__Written request 1__. Reproduce the passage of the MLP Dallas article between "It does suggest" and "not simply participate.", inclusive.

__Document section__.

--- begin ---

The Hierarchy Did Not Survive Dallas

By Sunday evening in Dallas, the certainty surrounding the 2026 MLP season had already started collapsing.

Before Dallas, the hierarchy felt settled. New Jersey and St Louis existed in their own tier. Everybody else, realistically, was chasing them.

Three days later, that picture looked far less stable.

Catherine Parenteau, Jade Kawamoto, Ben Johns and Max Freeman left Texas with the title after the LA Mad Drops beat the Columbus Sliders in the final. St Louis still looked complete. Brooklyn remained dangerous. Columbus looked tactically reliable throughout the weekend.

And New Jersey, despite carrying perhaps the league’s most intimidating collection of elite talent, suddenly looked vulnerable in ways many did not anticipate.

The opening event did not produce clarity.

It produced pressure.

If you’re following how the global game is shifting week by week, the World Pickleball Report breaks this down every day in our morning briefing.

Why LA Looked More Complete Than Everyone Else

The Mad Drops’ success was not built around one overwhelming individual performance.

That was precisely the point.

Their roster looked coherent.

Across the weekend, LA consistently handled momentum swings better than several rivals, particularly in doubles sequences where matches repeatedly threatened to drift. Parenteau and Kawamoto gave the team a stabilising women’s doubles platform capable of absorbing pressure without collapsing into rushed shot selection or emotional volatility.

That reliability mattered because Dallas repeatedly became a tournament of narrow margins rather than domination.

The clearest example came before the final. In LA’s group-play match against St Louis, the Mad Drops trailed 0-2 before taking both mixed doubles games and then winning the DreamBreaker 21-15, a recovery that became one of the most revealing sequences of the event. Their eventual title win over Columbus completed an unbeaten Dallas run, according to Pickleball.com’s official MLP Dallas report.

That was not simply a comeback. It was evidence of a team that could survive stress without losing its shape.

Johns and Freeman also operated with a level of role clarity that often felt missing elsewhere. LA rarely appeared confused about who needed to dictate tempo during critical stretches. The structure of the roster remained intact even when matches tightened.

That separated them from several competitors.

The New Jersey Problem Is Bigger Than One Bad Weekend

New Jersey’s fourth-place finish will inevitably attract attention because of the names attached to the roster.

A lineup featuring Anna Leigh Waters and Jorja Johnson should still terrify most of the league.

But Dallas exposed something more structural than a poor result.

The issue was not that New Jersey lacked star power. It was that the overall shape of the roster occasionally looked fragile once pressure spread beyond the top-end pairings.

Will Howells and Noe Khlif endured difficult stretches during the event, particularly when opponents extended rallies and disrupted rhythm through longer exchanges rather than outright pace. Suddenly, New Jersey’s roster looked less complete than it had during pre-season projections.

That does not make them weak.

It does suggest the league environment around them may have evolved faster than expected.

MLP’s original superteam logic relied heavily on elite talent concentration creating separation from the rest of the field. Dallas hinted at something different emerging.

As roster depth improves league-wide, imbalance becomes easier to expose.

And that changes the economics of roster construction entirely.

Younger Players Are Compressing the Competitive Cycle

One of the most significant developments from Dallas arrived away from the podium positions.

Younger players did not simply participate.

They disrupted matches.

--- end ---

__Written request 2__. Update the dataset items from the first row through the row holding "107, 685, 119]", inclusive, by changing "wave-height-value" to "wave-height-reading". Return only those rows, with everything else left as it is.

__Dataset items__.
--- begin ---

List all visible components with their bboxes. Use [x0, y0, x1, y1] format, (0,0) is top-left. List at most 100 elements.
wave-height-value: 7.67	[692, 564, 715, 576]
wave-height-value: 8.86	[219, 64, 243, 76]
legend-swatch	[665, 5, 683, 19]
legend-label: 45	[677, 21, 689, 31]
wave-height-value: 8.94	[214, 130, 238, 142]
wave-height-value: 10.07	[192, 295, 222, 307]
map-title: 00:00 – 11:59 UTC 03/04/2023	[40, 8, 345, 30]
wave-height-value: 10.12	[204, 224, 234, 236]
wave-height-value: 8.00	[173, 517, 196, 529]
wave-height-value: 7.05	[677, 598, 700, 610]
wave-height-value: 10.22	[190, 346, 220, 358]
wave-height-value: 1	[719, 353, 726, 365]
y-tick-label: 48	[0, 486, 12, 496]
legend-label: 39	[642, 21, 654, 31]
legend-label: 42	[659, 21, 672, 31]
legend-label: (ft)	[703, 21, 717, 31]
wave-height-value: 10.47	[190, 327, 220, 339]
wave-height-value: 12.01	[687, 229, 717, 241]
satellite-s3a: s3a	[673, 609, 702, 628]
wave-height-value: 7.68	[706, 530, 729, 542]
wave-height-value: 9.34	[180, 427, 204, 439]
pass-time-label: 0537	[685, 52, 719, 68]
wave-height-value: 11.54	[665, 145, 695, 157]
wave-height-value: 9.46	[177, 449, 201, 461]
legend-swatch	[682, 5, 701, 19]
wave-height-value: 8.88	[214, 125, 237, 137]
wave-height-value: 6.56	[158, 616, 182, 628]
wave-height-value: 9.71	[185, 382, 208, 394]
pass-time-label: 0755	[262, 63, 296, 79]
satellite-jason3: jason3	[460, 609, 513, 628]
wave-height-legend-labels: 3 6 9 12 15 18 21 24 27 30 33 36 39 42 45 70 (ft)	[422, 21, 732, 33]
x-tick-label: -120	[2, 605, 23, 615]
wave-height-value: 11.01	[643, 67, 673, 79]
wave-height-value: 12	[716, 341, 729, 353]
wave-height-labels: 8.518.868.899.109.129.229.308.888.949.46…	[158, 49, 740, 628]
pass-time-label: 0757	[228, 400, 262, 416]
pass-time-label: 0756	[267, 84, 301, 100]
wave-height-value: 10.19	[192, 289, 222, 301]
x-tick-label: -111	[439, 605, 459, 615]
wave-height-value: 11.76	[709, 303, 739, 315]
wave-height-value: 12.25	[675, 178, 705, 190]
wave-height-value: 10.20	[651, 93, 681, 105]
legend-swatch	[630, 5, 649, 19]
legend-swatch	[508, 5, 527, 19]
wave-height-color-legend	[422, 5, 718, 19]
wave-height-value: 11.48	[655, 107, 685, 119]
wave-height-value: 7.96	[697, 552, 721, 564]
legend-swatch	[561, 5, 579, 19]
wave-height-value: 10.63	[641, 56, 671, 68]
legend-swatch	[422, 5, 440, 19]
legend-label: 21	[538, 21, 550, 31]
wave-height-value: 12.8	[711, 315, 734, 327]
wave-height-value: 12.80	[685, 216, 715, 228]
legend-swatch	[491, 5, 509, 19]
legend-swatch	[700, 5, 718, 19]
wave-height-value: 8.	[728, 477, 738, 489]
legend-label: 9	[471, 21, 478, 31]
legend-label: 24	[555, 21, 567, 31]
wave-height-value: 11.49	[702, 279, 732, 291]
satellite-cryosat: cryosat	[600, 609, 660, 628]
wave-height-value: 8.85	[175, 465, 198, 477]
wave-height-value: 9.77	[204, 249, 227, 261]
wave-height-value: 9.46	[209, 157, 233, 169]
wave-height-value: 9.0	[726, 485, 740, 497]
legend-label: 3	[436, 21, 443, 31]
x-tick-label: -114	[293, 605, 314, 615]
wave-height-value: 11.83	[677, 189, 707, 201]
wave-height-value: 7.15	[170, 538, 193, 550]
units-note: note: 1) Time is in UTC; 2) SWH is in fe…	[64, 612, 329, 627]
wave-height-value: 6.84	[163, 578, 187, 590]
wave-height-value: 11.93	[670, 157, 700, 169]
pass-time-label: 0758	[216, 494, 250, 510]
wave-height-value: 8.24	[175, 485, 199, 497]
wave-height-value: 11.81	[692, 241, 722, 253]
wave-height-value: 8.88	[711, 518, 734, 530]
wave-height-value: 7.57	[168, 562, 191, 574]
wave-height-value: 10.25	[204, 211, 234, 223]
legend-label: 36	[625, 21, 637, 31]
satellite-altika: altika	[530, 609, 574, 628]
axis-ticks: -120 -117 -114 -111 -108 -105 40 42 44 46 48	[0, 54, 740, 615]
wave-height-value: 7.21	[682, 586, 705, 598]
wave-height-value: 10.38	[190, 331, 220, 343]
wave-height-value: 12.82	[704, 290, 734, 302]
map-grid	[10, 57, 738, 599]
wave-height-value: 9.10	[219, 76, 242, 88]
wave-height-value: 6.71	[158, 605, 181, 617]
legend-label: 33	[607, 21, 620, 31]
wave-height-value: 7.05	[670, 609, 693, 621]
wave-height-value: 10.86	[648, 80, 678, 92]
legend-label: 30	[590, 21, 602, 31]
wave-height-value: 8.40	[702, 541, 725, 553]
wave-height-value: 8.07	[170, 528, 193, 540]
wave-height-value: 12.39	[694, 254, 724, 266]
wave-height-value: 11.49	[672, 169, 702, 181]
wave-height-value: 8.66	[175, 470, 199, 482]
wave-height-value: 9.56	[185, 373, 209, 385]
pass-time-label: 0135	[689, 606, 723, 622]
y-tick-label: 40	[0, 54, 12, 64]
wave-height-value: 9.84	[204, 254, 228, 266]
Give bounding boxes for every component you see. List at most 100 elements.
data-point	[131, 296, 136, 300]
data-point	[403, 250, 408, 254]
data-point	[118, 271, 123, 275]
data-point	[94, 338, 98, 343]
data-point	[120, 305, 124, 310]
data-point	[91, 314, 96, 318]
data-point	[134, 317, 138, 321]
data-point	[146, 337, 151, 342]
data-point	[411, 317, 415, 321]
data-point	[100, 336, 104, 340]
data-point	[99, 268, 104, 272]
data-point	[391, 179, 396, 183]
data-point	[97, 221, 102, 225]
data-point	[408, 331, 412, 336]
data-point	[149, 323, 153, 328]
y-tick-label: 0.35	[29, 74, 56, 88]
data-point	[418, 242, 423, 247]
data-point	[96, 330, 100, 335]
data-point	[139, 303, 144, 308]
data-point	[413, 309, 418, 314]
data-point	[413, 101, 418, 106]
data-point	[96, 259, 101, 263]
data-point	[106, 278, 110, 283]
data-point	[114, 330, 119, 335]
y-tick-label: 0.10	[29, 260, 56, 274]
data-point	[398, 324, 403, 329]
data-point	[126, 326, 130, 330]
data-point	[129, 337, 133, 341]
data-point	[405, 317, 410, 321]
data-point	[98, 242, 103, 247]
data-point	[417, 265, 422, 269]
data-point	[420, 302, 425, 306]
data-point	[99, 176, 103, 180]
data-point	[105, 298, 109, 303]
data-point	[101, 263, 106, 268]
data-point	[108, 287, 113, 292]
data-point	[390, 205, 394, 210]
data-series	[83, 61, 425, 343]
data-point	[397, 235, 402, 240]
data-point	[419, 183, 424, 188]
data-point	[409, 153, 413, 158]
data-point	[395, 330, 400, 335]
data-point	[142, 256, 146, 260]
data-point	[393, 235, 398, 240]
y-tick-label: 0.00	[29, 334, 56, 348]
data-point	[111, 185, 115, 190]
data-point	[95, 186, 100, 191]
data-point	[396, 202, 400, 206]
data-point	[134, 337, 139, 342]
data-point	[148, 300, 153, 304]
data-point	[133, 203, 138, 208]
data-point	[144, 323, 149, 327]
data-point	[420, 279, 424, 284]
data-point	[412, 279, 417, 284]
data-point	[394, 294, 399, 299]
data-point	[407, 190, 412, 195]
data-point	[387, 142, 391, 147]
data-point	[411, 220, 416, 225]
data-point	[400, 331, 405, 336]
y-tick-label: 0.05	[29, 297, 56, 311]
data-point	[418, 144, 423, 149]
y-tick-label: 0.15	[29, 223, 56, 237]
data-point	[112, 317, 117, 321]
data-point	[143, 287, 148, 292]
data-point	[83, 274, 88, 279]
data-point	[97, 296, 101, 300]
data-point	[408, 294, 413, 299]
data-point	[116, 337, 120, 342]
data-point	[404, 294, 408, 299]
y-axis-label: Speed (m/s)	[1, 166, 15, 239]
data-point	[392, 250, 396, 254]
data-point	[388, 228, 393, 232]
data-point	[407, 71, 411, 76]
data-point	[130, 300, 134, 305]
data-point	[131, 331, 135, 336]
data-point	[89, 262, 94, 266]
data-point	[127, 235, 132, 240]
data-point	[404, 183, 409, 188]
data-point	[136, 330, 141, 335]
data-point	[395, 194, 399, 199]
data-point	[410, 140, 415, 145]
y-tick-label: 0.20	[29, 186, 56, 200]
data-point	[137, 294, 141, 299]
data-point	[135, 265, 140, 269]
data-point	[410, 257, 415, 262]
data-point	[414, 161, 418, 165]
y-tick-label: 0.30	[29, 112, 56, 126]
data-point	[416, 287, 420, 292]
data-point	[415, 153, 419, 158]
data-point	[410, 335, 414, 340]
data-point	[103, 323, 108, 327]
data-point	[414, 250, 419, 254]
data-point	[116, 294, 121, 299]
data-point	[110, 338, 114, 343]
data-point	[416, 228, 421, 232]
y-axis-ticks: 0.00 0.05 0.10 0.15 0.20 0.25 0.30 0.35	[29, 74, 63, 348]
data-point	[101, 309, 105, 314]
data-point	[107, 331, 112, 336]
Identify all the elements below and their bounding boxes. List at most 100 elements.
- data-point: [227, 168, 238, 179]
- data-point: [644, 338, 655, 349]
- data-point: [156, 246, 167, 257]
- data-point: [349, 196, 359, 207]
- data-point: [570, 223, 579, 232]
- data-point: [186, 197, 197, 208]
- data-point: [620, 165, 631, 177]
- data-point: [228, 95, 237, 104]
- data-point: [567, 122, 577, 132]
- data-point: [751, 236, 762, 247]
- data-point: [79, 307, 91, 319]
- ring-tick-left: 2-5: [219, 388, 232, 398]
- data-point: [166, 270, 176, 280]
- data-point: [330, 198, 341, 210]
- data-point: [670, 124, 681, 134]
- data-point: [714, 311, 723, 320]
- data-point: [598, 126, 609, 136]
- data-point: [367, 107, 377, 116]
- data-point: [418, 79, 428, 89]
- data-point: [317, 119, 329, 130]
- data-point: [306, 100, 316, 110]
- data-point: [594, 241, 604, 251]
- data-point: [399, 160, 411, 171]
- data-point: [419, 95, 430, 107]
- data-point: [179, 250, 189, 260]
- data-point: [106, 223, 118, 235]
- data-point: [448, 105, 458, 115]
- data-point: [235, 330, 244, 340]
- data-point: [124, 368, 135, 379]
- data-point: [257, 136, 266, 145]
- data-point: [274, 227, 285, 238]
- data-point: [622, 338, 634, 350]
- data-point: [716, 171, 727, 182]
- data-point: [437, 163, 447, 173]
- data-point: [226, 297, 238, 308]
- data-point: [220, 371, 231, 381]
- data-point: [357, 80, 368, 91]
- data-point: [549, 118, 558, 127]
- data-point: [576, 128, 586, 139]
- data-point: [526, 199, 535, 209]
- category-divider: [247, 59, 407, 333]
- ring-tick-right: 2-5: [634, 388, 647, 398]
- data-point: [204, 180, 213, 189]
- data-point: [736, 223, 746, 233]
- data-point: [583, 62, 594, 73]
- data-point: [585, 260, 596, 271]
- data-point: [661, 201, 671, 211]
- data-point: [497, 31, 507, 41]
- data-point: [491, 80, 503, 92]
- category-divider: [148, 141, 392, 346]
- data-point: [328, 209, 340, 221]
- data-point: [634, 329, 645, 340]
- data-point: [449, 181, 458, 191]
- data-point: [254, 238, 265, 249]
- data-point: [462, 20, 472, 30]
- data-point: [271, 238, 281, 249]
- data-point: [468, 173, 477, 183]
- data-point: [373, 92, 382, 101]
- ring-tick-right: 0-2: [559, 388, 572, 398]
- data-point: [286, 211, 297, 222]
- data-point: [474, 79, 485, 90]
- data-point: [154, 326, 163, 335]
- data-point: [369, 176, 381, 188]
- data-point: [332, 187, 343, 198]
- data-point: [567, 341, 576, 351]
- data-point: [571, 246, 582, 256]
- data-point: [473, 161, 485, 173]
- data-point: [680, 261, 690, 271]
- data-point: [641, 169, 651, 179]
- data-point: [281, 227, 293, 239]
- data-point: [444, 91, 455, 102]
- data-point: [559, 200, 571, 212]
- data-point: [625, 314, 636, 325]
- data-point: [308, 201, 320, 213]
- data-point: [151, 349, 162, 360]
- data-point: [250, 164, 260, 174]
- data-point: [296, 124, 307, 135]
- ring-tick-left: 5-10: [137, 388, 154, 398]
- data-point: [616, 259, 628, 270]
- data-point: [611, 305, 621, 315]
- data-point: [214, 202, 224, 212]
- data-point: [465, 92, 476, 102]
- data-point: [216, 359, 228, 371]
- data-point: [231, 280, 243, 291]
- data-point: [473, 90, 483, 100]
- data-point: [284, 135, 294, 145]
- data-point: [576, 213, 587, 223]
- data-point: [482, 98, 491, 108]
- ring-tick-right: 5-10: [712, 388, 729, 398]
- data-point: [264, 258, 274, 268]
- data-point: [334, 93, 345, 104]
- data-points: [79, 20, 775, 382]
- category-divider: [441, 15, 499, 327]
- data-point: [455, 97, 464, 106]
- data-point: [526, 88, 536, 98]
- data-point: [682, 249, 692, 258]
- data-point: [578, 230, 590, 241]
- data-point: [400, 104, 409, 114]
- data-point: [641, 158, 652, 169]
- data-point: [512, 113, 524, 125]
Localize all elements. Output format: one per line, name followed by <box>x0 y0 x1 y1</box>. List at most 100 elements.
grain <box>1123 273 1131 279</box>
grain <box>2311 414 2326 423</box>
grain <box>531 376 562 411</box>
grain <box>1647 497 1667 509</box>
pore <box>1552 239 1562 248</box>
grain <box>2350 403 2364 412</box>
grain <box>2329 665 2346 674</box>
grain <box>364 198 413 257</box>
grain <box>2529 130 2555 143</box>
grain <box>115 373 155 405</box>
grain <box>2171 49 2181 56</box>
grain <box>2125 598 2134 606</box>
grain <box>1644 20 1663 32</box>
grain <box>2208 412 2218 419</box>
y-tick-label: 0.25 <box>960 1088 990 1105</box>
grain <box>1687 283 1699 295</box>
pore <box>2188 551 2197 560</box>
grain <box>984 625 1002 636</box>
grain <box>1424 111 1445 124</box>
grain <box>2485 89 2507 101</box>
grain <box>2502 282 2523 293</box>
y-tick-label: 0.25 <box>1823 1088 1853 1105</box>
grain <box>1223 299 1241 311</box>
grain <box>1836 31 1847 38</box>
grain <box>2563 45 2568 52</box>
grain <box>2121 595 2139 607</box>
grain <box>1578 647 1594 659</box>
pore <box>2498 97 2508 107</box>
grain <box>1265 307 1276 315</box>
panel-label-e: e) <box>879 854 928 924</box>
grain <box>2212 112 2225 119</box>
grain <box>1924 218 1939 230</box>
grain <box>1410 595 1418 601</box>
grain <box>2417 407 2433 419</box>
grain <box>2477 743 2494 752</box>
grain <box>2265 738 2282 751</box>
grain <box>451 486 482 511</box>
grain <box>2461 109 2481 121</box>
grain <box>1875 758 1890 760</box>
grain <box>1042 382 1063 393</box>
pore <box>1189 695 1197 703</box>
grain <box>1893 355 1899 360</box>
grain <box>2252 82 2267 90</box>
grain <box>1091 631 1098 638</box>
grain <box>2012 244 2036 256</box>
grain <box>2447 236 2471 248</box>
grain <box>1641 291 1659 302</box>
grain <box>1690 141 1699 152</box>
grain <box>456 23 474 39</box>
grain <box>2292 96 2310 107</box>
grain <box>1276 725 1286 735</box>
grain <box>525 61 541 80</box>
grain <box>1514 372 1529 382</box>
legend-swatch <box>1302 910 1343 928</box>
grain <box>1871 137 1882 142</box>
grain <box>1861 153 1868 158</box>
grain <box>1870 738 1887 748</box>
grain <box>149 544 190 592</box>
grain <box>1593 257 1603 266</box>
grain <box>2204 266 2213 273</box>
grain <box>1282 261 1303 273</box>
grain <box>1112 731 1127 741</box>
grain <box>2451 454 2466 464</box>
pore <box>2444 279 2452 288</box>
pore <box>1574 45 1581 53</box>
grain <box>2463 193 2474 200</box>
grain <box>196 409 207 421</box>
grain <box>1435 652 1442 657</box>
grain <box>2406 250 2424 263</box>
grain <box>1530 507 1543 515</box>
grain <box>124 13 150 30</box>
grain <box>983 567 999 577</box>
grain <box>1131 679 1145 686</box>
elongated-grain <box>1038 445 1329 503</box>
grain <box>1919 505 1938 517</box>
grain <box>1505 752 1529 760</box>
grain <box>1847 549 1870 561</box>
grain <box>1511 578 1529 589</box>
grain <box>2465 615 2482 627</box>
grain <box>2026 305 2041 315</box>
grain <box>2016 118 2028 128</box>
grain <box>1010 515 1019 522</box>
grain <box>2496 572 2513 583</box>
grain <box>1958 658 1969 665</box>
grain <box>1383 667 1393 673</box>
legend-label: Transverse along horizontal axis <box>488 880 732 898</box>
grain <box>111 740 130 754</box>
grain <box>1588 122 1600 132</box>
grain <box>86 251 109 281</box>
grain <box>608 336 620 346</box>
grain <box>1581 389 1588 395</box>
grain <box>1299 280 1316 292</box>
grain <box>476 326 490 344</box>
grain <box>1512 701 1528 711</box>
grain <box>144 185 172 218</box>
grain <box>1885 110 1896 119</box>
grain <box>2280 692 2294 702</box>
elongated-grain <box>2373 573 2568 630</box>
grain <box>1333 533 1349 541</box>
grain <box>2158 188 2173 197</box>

--- end ---

__Task solution 1__.
It does suggest the league environment around them may have evolved faster than expected.

MLP’s original superteam logic relied heavily on elite talent concentration creating separation from the rest of the field. Dallas hinted at something different emerging.

As roster depth improves league-wide, imbalance becomes easier to expose.

And that changes the economics of roster construction entirely.

Younger Players Are Compressing the Competitive Cycle

One of the most significant developments from Dallas arrived away from the podium positions.

Younger players did not simply participate.

__Task solution 2__.
List all visible components with their bboxes. Use [x0, y0, x1, y1] format, (0,0) is top-left. List at most 100 elements.
wave-height-reading: 7.67	[692, 564, 715, 576]
wave-height-reading: 8.86	[219, 64, 243, 76]
legend-swatch	[665, 5, 683, 19]
legend-label: 45	[677, 21, 689, 31]
wave-height-reading: 8.94	[214, 130, 238, 142]
wave-height-reading: 10.07	[192, 295, 222, 307]
map-title: 00:00 – 11:59 UTC 03/04/2023	[40, 8, 345, 30]
wave-height-reading: 10.12	[204, 224, 234, 236]
wave-height-reading: 8.00	[173, 517, 196, 529]
wave-height-reading: 7.05	[677, 598, 700, 610]
wave-height-reading: 10.22	[190, 346, 220, 358]
wave-height-reading: 1	[719, 353, 726, 365]
y-tick-label: 48	[0, 486, 12, 496]
legend-label: 39	[642, 21, 654, 31]
legend-label: 42	[659, 21, 672, 31]
legend-label: (ft)	[703, 21, 717, 31]
wave-height-reading: 10.47	[190, 327, 220, 339]
wave-height-reading: 12.01	[687, 229, 717, 241]
satellite-s3a: s3a	[673, 609, 702, 628]
wave-height-reading: 7.68	[706, 530, 729, 542]
wave-height-reading: 9.34	[180, 427, 204, 439]
pass-time-label: 0537	[685, 52, 719, 68]
wave-height-reading: 11.54	[665, 145, 695, 157]
wave-height-reading: 9.46	[177, 449, 201, 461]
legend-swatch	[682, 5, 701, 19]
wave-height-reading: 8.88	[214, 125, 237, 137]
wave-height-reading: 6.56	[158, 616, 182, 628]
wave-height-reading: 9.71	[185, 382, 208, 394]
pass-time-label: 0755	[262, 63, 296, 79]
satellite-jason3: jason3	[460, 609, 513, 628]
wave-height-legend-labels: 3 6 9 12 15 18 21 24 27 30 33 36 39 42 45 70 (ft)	[422, 21, 732, 33]
x-tick-label: -120	[2, 605, 23, 615]
wave-height-reading: 11.01	[643, 67, 673, 79]
wave-height-reading: 12	[716, 341, 729, 353]
wave-height-labels: 8.518.868.899.109.129.229.308.888.949.46…	[158, 49, 740, 628]
pass-time-label: 0757	[228, 400, 262, 416]
pass-time-label: 0756	[267, 84, 301, 100]
wave-height-reading: 10.19	[192, 289, 222, 301]
x-tick-label: -111	[439, 605, 459, 615]
wave-height-reading: 11.76	[709, 303, 739, 315]
wave-height-reading: 12.25	[675, 178, 705, 190]
wave-height-reading: 10.20	[651, 93, 681, 105]
legend-swatch	[630, 5, 649, 19]
legend-swatch	[508, 5, 527, 19]
wave-height-color-legend	[422, 5, 718, 19]
wave-height-reading: 11.48	[655, 107, 685, 119]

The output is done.